- WRITTEN INSTRUCTION -
Below are some records; reproduce every one of them exactly.

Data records
···
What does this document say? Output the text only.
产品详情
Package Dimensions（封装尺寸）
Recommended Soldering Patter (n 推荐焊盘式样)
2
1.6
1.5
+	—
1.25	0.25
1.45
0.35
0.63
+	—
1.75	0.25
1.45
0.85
···
- THE COMPLETED TASK -
What does this document say? Output the text only.
产品详情
Package Dimensions（封装尺寸）
Recommended Soldering Patter (n 推荐焊盘式样)
2
1.6
1.5
+	—
1.25	0.25
1.45
0.35
0.63
+	—
1.75	0.25
1.45
0.85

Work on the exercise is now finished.